*EXERCISE OBJECTIVE*.
Return the listing below in full, with every line exactly as it is.

*RECORDS PROVIDED*.
------------------------------

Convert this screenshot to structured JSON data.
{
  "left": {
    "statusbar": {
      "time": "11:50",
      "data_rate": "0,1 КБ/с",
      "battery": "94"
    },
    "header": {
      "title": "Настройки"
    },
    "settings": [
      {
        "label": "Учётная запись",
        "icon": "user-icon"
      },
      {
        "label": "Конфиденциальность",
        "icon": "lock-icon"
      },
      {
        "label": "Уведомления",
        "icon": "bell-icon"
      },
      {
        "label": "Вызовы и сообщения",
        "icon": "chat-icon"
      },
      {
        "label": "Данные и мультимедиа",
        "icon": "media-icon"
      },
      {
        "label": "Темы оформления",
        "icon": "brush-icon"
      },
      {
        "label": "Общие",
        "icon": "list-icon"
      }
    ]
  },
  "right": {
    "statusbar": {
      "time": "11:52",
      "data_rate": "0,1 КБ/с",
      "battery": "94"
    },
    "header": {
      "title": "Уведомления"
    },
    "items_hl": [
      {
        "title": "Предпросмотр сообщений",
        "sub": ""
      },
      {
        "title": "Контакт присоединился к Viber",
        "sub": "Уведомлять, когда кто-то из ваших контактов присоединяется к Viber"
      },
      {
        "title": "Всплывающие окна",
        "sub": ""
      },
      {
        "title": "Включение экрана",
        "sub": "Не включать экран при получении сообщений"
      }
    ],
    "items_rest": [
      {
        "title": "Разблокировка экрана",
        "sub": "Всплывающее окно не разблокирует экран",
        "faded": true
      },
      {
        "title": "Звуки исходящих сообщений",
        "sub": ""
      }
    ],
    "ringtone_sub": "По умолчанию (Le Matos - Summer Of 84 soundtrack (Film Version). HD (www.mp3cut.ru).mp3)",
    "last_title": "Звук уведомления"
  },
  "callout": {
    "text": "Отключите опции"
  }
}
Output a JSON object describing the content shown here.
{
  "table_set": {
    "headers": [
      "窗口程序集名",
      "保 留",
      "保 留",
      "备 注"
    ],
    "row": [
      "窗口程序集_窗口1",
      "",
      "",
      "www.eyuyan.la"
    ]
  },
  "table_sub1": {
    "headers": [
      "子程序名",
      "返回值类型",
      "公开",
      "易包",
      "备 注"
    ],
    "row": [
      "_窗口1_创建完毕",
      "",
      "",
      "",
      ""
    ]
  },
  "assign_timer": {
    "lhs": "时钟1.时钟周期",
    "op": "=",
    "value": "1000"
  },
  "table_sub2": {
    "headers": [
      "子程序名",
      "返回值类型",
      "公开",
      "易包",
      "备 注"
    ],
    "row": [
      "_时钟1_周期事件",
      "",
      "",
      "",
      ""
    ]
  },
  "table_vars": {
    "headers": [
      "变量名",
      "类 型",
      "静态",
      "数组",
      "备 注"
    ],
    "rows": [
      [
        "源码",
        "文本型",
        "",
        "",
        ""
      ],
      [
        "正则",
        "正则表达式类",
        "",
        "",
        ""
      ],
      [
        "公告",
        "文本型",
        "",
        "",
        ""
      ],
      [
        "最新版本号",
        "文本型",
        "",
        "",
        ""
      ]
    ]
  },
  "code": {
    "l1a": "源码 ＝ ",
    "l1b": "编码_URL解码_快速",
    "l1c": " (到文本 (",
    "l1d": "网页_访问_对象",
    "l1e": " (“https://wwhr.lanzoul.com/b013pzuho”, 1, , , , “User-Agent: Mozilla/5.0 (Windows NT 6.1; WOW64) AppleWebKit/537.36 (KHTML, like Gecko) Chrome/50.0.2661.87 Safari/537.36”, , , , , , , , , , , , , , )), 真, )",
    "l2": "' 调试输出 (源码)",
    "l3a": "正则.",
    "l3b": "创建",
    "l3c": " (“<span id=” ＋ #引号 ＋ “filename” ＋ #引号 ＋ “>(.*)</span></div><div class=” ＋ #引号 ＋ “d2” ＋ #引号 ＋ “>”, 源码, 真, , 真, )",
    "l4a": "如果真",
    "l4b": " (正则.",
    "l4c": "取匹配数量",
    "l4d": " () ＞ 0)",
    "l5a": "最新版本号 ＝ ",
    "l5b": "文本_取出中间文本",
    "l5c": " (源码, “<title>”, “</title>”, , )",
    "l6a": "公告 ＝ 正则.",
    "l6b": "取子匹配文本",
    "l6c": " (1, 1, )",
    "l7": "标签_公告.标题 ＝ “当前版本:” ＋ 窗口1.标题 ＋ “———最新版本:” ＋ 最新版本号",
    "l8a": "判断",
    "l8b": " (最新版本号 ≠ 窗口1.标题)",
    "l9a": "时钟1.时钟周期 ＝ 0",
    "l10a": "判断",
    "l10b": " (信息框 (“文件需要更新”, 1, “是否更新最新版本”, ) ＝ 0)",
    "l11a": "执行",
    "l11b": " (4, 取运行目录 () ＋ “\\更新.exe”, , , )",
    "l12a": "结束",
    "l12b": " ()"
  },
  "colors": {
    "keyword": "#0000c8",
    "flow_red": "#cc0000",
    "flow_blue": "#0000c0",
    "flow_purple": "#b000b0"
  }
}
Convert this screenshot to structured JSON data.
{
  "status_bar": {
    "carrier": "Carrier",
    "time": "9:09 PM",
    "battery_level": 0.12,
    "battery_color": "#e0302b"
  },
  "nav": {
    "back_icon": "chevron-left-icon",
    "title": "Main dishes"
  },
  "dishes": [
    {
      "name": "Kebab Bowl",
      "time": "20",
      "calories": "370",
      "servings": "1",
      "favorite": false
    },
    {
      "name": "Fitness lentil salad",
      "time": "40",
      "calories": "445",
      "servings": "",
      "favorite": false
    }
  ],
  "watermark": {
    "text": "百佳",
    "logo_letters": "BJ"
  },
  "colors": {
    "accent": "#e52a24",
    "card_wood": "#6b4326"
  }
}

------------------------------

*SOLVED EXERCISE*.
Convert this screenshot to structured JSON data.
{
  "left": {
    "statusbar": {
      "time": "11:50",
      "data_rate": "0,1 КБ/с",
      "battery": "94"
    },
    "header": {
      "title": "Настройки"
    },
    "settings": [
      {
        "label": "Учётная запись",
        "icon": "user-icon"
      },
      {
        "label": "Конфиденциальность",
        "icon": "lock-icon"
      },
      {
        "label": "Уведомления",
        "icon": "bell-icon"
      },
      {
        "label": "Вызовы и сообщения",
        "icon": "chat-icon"
      },
      {
        "label": "Данные и мультимедиа",
        "icon": "media-icon"
      },
      {
        "label": "Темы оформления",
        "icon": "brush-icon"
      },
      {
        "label": "Общие",
        "icon": "list-icon"
      }
    ]
  },
  "right": {
    "statusbar": {
      "time": "11:52",
      "data_rate": "0,1 КБ/с",
      "battery": "94"
    },
    "header": {
      "title": "Уведомления"
    },
    "items_hl": [
      {
        "title": "Предпросмотр сообщений",
        "sub": ""
      },
      {
        "title": "Контакт присоединился к Viber",
        "sub": "Уведомлять, когда кто-то из ваших контактов присоединяется к Viber"
      },
      {
        "title": "Всплывающие окна",
        "sub": ""
      },
      {
        "title": "Включение экрана",
        "sub": "Не включать экран при получении сообщений"
      }
    ],
    "items_rest": [
      {
        "title": "Разблокировка экрана",
        "sub": "Всплывающее окно не разблокирует экран",
        "faded": true
      },
      {
        "title": "Звуки исходящих сообщений",
        "sub": ""
      }
    ],
    "ringtone_sub": "По умолчанию (Le Matos - Summer Of 84 soundtrack (Film Version). HD (www.mp3cut.ru).mp3)",
    "last_title": "Звук уведомления"
  },
  "callout": {
    "text": "Отключите опции"
  }
}
Output a JSON object describing the content shown here.
{
  "table_set": {
    "headers": [
      "窗口程序集名",
      "保 留",
      "保 留",
      "备 注"
    ],
    "row": [
      "窗口程序集_窗口1",
      "",
      "",
      "www.eyuyan.la"
    ]
  },
  "table_sub1": {
    "headers": [
      "子程序名",
      "返回值类型",
      "公开",
      "易包",
      "备 注"
    ],
    "row": [
      "_窗口1_创建完毕",
      "",
      "",
      "",
      ""
    ]
  },
  "assign_timer": {
    "lhs": "时钟1.时钟周期",
    "op": "=",
    "value": "1000"
  },
  "table_sub2": {
    "headers": [
      "子程序名",
      "返回值类型",
      "公开",
      "易包",
      "备 注"
    ],
    "row": [
      "_时钟1_周期事件",
      "",
      "",
      "",
      ""
    ]
  },
  "table_vars": {
    "headers": [
      "变量名",
      "类 型",
      "静态",
      "数组",
      "备 注"
    ],
    "rows": [
      [
        "源码",
        "文本型",
        "",
        "",
        ""
      ],
      [
        "正则",
        "正则表达式类",
        "",
        "",
        ""
      ],
      [
        "公告",
        "文本型",
        "",
        "",
        ""
      ],
      [
        "最新版本号",
        "文本型",
        "",
        "",
        ""
      ]
    ]
  },
  "code": {
    "l1a": "源码 ＝ ",
    "l1b": "编码_URL解码_快速",
    "l1c": " (到文本 (",
    "l1d": "网页_访问_对象",
    "l1e": " (“https://wwhr.lanzoul.com/b013pzuho”, 1, , , , “User-Agent: Mozilla/5.0 (Windows NT 6.1; WOW64) AppleWebKit/537.36 (KHTML, like Gecko) Chrome/50.0.2661.87 Safari/537.36”, , , , , , , , , , , , , , )), 真, )",
    "l2": "' 调试输出 (源码)",
    "l3a": "正则.",
    "l3b": "创建",
    "l3c": " (“<span id=” ＋ #引号 ＋ “filename” ＋ #引号 ＋ “>(.*)</span></div><div class=” ＋ #引号 ＋ “d2” ＋ #引号 ＋ “>”, 源码, 真, , 真, )",
    "l4a": "如果真",
    "l4b": " (正则.",
    "l4c": "取匹配数量",
    "l4d": " () ＞ 0)",
    "l5a": "最新版本号 ＝ ",
    "l5b": "文本_取出中间文本",
    "l5c": " (源码, “<title>”, “</title>”, , )",
    "l6a": "公告 ＝ 正则.",
    "l6b": "取子匹配文本",
    "l6c": " (1, 1, )",
    "l7": "标签_公告.标题 ＝ “当前版本:” ＋ 窗口1.标题 ＋ “———最新版本:” ＋ 最新版本号",
    "l8a": "判断",
    "l8b": " (最新版本号 ≠ 窗口1.标题)",
    "l9a": "时钟1.时钟周期 ＝ 0",
    "l10a": "判断",
    "l10b": " (信息框 (“文件需要更新”, 1, “是否更新最新版本”, ) ＝ 0)",
    "l11a": "执行",
    "l11b": " (4, 取运行目录 () ＋ “\\更新.exe”, , , )",
    "l12a": "结束",
    "l12b": " ()"
  },
  "colors": {
    "keyword": "#0000c8",
    "flow_red": "#cc0000",
    "flow_blue": "#0000c0",
    "flow_purple": "#b000b0"
  }
}
Convert this screenshot to structured JSON data.
{
  "status_bar": {
    "carrier": "Carrier",
    "time": "9:09 PM",
    "battery_level": 0.12,
    "battery_color": "#e0302b"
  },
  "nav": {
    "back_icon": "chevron-left-icon",
    "title": "Main dishes"
  },
  "dishes": [
    {
      "name": "Kebab Bowl",
      "time": "20",
      "calories": "370",
      "servings": "1",
      "favorite": false
    },
    {
      "name": "Fitness lentil salad",
      "time": "40",
      "calories": "445",
      "servings": "",
      "favorite": false
    }
  ],
  "watermark": {
    "text": "百佳",
    "logo_letters": "BJ"
  },
  "colors": {
    "accent": "#e52a24",
    "card_wood": "#6b4326"
  }
}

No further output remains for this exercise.